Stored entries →
## start

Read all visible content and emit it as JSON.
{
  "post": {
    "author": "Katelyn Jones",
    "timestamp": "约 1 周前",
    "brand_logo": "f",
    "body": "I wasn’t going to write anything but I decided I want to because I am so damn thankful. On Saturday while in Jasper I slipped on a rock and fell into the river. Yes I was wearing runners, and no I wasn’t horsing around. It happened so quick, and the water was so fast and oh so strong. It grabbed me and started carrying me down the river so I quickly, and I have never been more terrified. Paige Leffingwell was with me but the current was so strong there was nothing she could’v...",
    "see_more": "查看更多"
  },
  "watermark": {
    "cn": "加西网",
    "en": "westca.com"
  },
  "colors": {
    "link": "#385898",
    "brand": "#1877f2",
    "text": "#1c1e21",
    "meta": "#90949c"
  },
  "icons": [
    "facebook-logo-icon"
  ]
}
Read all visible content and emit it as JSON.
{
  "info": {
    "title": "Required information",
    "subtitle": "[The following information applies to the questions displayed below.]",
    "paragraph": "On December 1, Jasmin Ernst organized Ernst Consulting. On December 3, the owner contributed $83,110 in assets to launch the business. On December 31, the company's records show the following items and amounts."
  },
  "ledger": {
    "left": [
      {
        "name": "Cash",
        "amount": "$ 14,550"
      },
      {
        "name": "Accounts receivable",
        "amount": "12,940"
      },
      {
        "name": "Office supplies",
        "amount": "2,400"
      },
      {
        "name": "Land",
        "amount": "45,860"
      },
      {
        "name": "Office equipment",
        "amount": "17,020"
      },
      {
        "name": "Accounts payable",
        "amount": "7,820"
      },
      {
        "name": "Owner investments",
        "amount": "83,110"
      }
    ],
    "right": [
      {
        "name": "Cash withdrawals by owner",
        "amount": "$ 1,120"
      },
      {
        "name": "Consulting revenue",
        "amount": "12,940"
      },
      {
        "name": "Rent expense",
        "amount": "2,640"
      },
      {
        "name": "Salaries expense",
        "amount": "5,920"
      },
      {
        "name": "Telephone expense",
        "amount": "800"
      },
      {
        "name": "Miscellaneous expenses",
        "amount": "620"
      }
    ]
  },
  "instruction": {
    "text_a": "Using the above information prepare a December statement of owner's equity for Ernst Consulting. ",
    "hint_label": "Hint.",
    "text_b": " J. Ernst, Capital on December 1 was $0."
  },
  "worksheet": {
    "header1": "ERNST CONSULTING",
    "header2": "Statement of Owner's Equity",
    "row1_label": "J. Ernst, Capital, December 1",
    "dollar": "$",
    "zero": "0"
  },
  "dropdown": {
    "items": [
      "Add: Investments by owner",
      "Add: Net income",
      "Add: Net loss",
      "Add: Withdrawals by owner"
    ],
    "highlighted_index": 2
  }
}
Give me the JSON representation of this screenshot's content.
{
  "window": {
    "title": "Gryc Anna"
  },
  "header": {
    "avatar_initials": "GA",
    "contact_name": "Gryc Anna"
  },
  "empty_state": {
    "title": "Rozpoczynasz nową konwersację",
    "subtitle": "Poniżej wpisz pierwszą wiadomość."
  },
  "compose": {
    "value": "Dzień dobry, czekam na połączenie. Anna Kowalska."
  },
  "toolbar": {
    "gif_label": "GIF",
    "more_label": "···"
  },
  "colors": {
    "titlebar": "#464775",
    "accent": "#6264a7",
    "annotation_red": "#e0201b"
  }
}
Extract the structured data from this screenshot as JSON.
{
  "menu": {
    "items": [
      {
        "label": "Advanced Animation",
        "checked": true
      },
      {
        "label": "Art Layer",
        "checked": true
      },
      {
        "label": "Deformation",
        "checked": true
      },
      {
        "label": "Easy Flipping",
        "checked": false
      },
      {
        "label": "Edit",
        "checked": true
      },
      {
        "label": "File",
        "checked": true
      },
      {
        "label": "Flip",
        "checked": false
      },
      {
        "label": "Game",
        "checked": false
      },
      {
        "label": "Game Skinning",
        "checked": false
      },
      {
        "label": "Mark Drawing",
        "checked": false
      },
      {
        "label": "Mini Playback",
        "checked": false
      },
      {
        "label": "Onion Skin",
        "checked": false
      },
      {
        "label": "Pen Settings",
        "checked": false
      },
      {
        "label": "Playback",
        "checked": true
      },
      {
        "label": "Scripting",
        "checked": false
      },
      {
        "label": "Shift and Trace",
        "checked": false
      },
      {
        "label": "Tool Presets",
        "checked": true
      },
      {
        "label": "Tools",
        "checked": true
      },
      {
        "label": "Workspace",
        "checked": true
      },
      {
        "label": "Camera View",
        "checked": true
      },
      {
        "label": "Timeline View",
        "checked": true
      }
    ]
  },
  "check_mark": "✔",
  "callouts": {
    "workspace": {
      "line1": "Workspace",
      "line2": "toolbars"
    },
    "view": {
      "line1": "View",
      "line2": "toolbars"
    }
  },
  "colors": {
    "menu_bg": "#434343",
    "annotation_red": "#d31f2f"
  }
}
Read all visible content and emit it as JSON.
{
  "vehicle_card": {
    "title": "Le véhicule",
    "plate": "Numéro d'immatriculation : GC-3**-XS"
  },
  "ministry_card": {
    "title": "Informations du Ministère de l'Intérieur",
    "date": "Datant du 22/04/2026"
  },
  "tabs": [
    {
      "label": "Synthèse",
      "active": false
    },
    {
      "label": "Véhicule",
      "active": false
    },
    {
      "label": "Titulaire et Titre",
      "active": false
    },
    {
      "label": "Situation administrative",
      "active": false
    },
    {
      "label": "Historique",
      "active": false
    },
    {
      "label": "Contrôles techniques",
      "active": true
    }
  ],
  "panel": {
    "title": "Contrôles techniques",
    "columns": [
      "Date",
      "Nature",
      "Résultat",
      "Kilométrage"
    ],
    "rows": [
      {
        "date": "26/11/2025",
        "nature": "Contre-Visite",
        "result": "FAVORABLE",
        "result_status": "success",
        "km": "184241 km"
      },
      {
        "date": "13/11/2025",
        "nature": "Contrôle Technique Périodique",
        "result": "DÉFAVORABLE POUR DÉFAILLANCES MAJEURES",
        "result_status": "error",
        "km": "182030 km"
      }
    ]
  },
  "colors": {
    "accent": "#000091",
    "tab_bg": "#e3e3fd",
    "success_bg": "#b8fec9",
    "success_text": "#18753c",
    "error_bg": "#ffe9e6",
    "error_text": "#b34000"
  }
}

## end

YOUR GOAL →
Find each line holding "Capital". Copy it out.

RESULT →
    "text_b": " J. Ernst, Capital on December 1 was $0."
    "row1_label": "J. Ernst, Capital, December 1",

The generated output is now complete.